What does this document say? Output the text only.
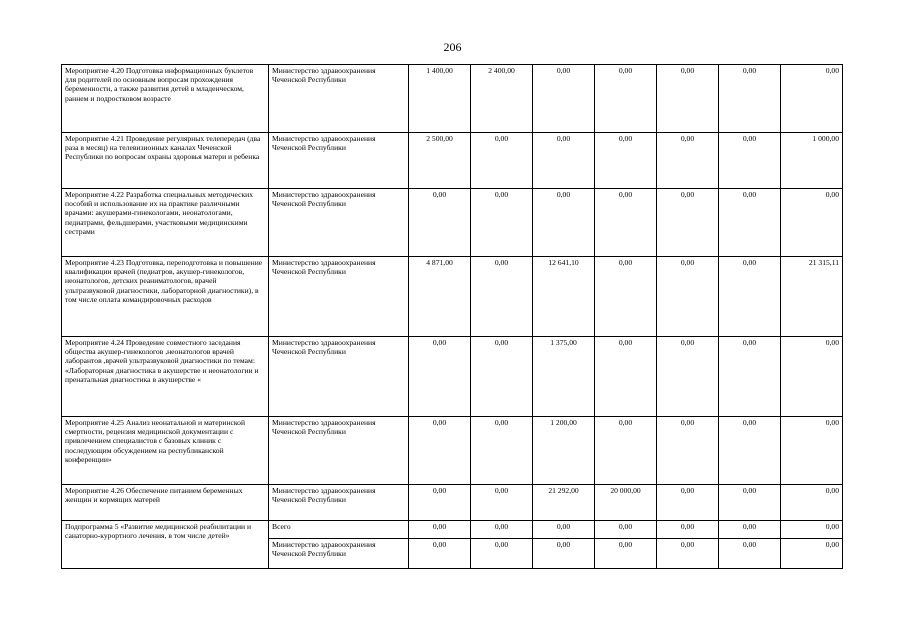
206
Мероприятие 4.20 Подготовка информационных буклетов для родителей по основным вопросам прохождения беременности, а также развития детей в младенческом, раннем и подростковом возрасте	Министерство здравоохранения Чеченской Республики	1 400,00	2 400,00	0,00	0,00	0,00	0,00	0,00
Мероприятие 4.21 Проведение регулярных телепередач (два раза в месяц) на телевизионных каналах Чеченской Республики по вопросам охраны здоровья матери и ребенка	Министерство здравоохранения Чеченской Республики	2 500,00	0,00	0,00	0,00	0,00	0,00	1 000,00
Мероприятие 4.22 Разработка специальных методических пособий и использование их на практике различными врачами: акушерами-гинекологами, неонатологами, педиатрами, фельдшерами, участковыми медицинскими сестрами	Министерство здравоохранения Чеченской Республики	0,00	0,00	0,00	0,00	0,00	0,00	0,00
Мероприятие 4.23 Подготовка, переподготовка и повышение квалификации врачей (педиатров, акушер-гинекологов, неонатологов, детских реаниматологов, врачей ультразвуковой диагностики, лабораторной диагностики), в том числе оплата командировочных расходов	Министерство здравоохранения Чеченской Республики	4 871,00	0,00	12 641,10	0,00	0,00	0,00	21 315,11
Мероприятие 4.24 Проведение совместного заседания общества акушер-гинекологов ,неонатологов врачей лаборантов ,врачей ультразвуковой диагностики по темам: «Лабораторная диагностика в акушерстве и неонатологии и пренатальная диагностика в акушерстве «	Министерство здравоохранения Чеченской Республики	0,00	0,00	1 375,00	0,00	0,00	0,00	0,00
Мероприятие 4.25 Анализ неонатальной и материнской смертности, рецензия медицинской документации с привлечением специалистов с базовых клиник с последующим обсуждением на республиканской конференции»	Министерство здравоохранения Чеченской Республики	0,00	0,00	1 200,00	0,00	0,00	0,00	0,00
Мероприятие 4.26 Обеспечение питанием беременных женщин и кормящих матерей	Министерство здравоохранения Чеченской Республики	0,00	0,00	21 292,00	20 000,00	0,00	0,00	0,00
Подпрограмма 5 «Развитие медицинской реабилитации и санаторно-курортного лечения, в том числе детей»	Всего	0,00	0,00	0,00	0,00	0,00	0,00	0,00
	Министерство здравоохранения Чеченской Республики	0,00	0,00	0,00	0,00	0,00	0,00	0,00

* _YOUR GOAL_
Leave the pictures out and reproduce each record exactly as written.

* _SOLUTION BELOW_
What does this document say? Output the text only.
206
Мероприятие 4.20 Подготовка информационных буклетов для родителей по основным вопросам прохождения беременности, а также развития детей в младенческом, раннем и подростковом возрасте	Министерство здравоохранения Чеченской Республики	1 400,00	2 400,00	0,00	0,00	0,00	0,00	0,00
Мероприятие 4.21 Проведение регулярных телепередач (два раза в месяц) на телевизионных каналах Чеченской Республики по вопросам охраны здоровья матери и ребенка	Министерство здравоохранения Чеченской Республики	2 500,00	0,00	0,00	0,00	0,00	0,00	1 000,00
Мероприятие 4.22 Разработка специальных методических пособий и использование их на практике различными врачами: акушерами-гинекологами, неонатологами, педиатрами, фельдшерами, участковыми медицинскими сестрами	Министерство здравоохранения Чеченской Республики	0,00	0,00	0,00	0,00	0,00	0,00	0,00
Мероприятие 4.23 Подготовка, переподготовка и повышение квалификации врачей (педиатров, акушер-гинекологов, неонатологов, детских реаниматологов, врачей ультразвуковой диагностики, лабораторной диагностики), в том числе оплата командировочных расходов	Министерство здравоохранения Чеченской Республики	4 871,00	0,00	12 641,10	0,00	0,00	0,00	21 315,11
Мероприятие 4.24 Проведение совместного заседания общества акушер-гинекологов ,неонатологов врачей лаборантов ,врачей ультразвуковой диагностики по темам: «Лабораторная диагностика в акушерстве и неонатологии и пренатальная диагностика в акушерстве «	Министерство здравоохранения Чеченской Республики	0,00	0,00	1 375,00	0,00	0,00	0,00	0,00
Мероприятие 4.25 Анализ неонатальной и материнской смертности, рецензия медицинской документации с привлечением специалистов с базовых клиник с последующим обсуждением на республиканской конференции»	Министерство здравоохранения Чеченской Республики	0,00	0,00	1 200,00	0,00	0,00	0,00	0,00
Мероприятие 4.26 Обеспечение питанием беременных женщин и кормящих матерей	Министерство здравоохранения Чеченской Республики	0,00	0,00	21 292,00	20 000,00	0,00	0,00	0,00
Подпрограмма 5 «Развитие медицинской реабилитации и санаторно-курортного лечения, в том числе детей»	Всего	0,00	0,00	0,00	0,00	0,00	0,00	0,00
	Министерство здравоохранения Чеченской Республики	0,00	0,00	0,00	0,00	0,00	0,00	0,00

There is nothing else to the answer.